== What to work on ==
Every line of the listing must be reproduced as it stands. Leave the images behind.

== Given information ==

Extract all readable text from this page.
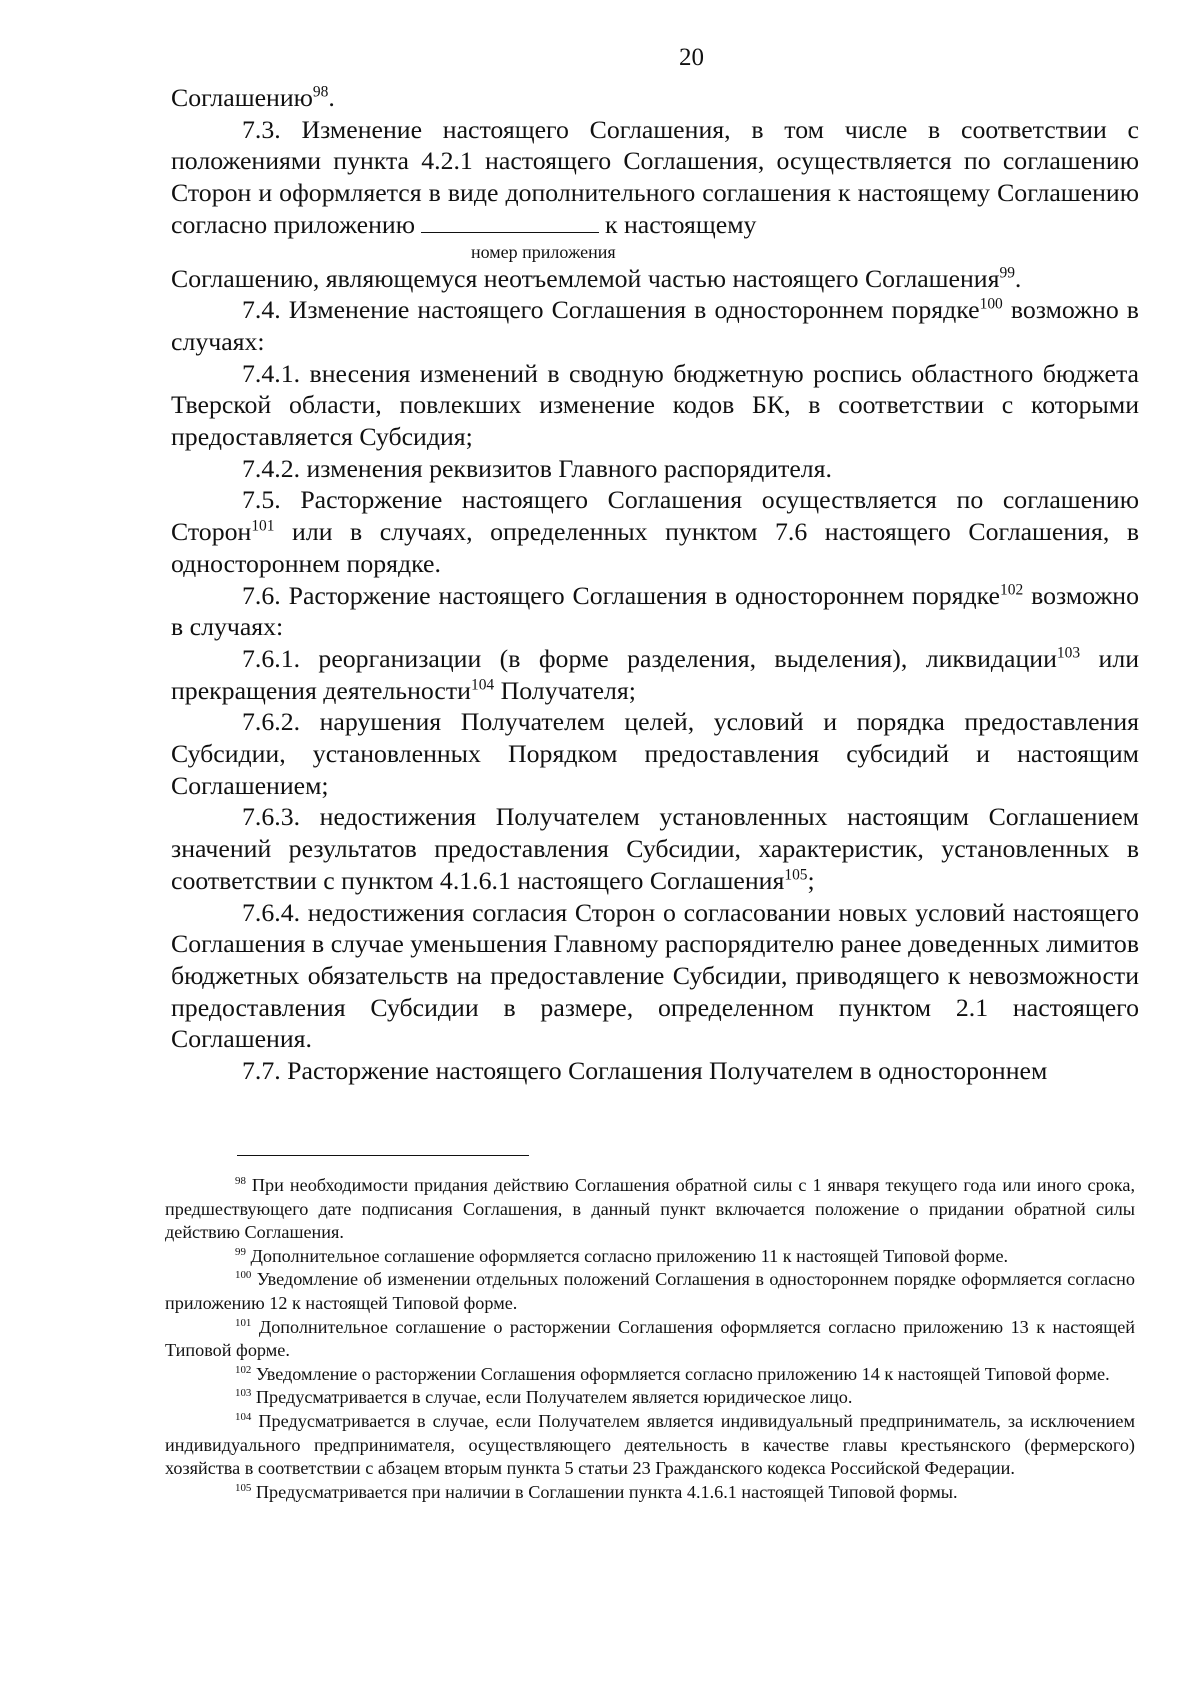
20

Соглашению$^{98}$.

7.3. Изменение настоящего Соглашения, в том числе в соответствии с положениями пункта 4.2.1 настоящего Соглашения, осуществляется по соглашению Сторон и оформляется в виде дополнительного соглашения к настоящему Соглашению согласно приложению	к настоящему

номер приложения

Соглашению, являющемуся неотъемлемой частью настоящего Соглашения$^{99}$.

7.4. Изменение настоящего Соглашения в одностороннем порядке$^{100}$ возможно в случаях:

7.4.1. внесения изменений в сводную бюджетную роспись областного бюджета Тверской области, повлекших изменение кодов БК, в соответствии с которыми предоставляется Субсидия;

7.4.2. изменения реквизитов Главного распорядителя.

7.5. Расторжение настоящего Соглашения осуществляется по соглашению Сторон$^{101}$ или в случаях, определенных пунктом 7.6 настоящего Соглашения, в одностороннем порядке.

7.6. Расторжение настоящего Соглашения в одностороннем порядке$^{102}$ возможно в случаях:

7.6.1. реорганизации (в форме разделения, выделения), ликвидации$^{103}$ или прекращения деятельности$^{104}$ Получателя;

7.6.2. нарушения Получателем целей, условий и порядка предоставления Субсидии, установленных Порядком предоставления субсидий и настоящим Соглашением;

7.6.3. недостижения Получателем установленных настоящим Соглашением значений результатов предоставления Субсидии, характеристик, установленных в соответствии с пунктом 4.1.6.1 настоящего Соглашения$^{105}$;

7.6.4. недостижения согласия Сторон о согласовании новых условий настоящего Соглашения в случае уменьшения Главному распорядителю ранее доведенных лимитов бюджетных обязательств на предоставление Субсидии, приводящего к невозможности предоставления Субсидии в размере, определенном пунктом 2.1 настоящего Соглашения.

7.7. Расторжение настоящего Соглашения Получателем в одностороннем

$^{98}$ При необходимости придания действию Соглашения обратной силы с 1 января текущего года или иного срока, предшествующего дате подписания Соглашения, в данный пункт включается положение о придании обратной силы действию Соглашения.

$^{99}$ Дополнительное соглашение оформляется согласно приложению 11 к настоящей Типовой форме.

$^{100}$ Уведомление об изменении отдельных положений Соглашения в одностороннем порядке оформляется согласно приложению 12 к настоящей Типовой форме.

$^{101}$ Дополнительное соглашение о расторжении Соглашения оформляется согласно приложению 13 к настоящей Типовой форме.

$^{102}$ Уведомление о расторжении Соглашения оформляется согласно приложению 14 к настоящей Типовой форме.

$^{103}$ Предусматривается в случае, если Получателем является юридическое лицо.

$^{104}$ Предусматривается в случае, если Получателем является индивидуальный предприниматель, за исключением индивидуального предпринимателя, осуществляющего деятельность в качестве главы крестьянского (фермерского) хозяйства в соответствии с абзацем вторым пункта 5 статьи 23 Гражданского кодекса Российской Федерации.

$^{105}$ Предусматривается при наличии в Соглашении пункта 4.1.6.1 настоящей Типовой формы.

== Answer to this problem ==
Extract all readable text from this page.
20

Соглашению$^{98}$.

7.3. Изменение настоящего Соглашения, в том числе в соответствии с положениями пункта 4.2.1 настоящего Соглашения, осуществляется по соглашению Сторон и оформляется в виде дополнительного соглашения к настоящему Соглашению согласно приложению	к настоящему

номер приложения

Соглашению, являющемуся неотъемлемой частью настоящего Соглашения$^{99}$.

7.4. Изменение настоящего Соглашения в одностороннем порядке$^{100}$ возможно в случаях:

7.4.1. внесения изменений в сводную бюджетную роспись областного бюджета Тверской области, повлекших изменение кодов БК, в соответствии с которыми предоставляется Субсидия;

7.4.2. изменения реквизитов Главного распорядителя.

7.5. Расторжение настоящего Соглашения осуществляется по соглашению Сторон$^{101}$ или в случаях, определенных пунктом 7.6 настоящего Соглашения, в одностороннем порядке.

7.6. Расторжение настоящего Соглашения в одностороннем порядке$^{102}$ возможно в случаях:

7.6.1. реорганизации (в форме разделения, выделения), ликвидации$^{103}$ или прекращения деятельности$^{104}$ Получателя;

7.6.2. нарушения Получателем целей, условий и порядка предоставления Субсидии, установленных Порядком предоставления субсидий и настоящим Соглашением;

7.6.3. недостижения Получателем установленных настоящим Соглашением значений результатов предоставления Субсидии, характеристик, установленных в соответствии с пунктом 4.1.6.1 настоящего Соглашения$^{105}$;

7.6.4. недостижения согласия Сторон о согласовании новых условий настоящего Соглашения в случае уменьшения Главному распорядителю ранее доведенных лимитов бюджетных обязательств на предоставление Субсидии, приводящего к невозможности предоставления Субсидии в размере, определенном пунктом 2.1 настоящего Соглашения.

7.7. Расторжение настоящего Соглашения Получателем в одностороннем

$^{98}$ При необходимости придания действию Соглашения обратной силы с 1 января текущего года или иного срока, предшествующего дате подписания Соглашения, в данный пункт включается положение о придании обратной силы действию Соглашения.

$^{99}$ Дополнительное соглашение оформляется согласно приложению 11 к настоящей Типовой форме.

$^{100}$ Уведомление об изменении отдельных положений Соглашения в одностороннем порядке оформляется согласно приложению 12 к настоящей Типовой форме.

$^{101}$ Дополнительное соглашение о расторжении Соглашения оформляется согласно приложению 13 к настоящей Типовой форме.

$^{102}$ Уведомление о расторжении Соглашения оформляется согласно приложению 14 к настоящей Типовой форме.

$^{103}$ Предусматривается в случае, если Получателем является юридическое лицо.

$^{104}$ Предусматривается в случае, если Получателем является индивидуальный предприниматель, за исключением индивидуального предпринимателя, осуществляющего деятельность в качестве главы крестьянского (фермерского) хозяйства в соответствии с абзацем вторым пункта 5 статьи 23 Гражданского кодекса Российской Федерации.

$^{105}$ Предусматривается при наличии в Соглашении пункта 4.1.6.1 настоящей Типовой формы.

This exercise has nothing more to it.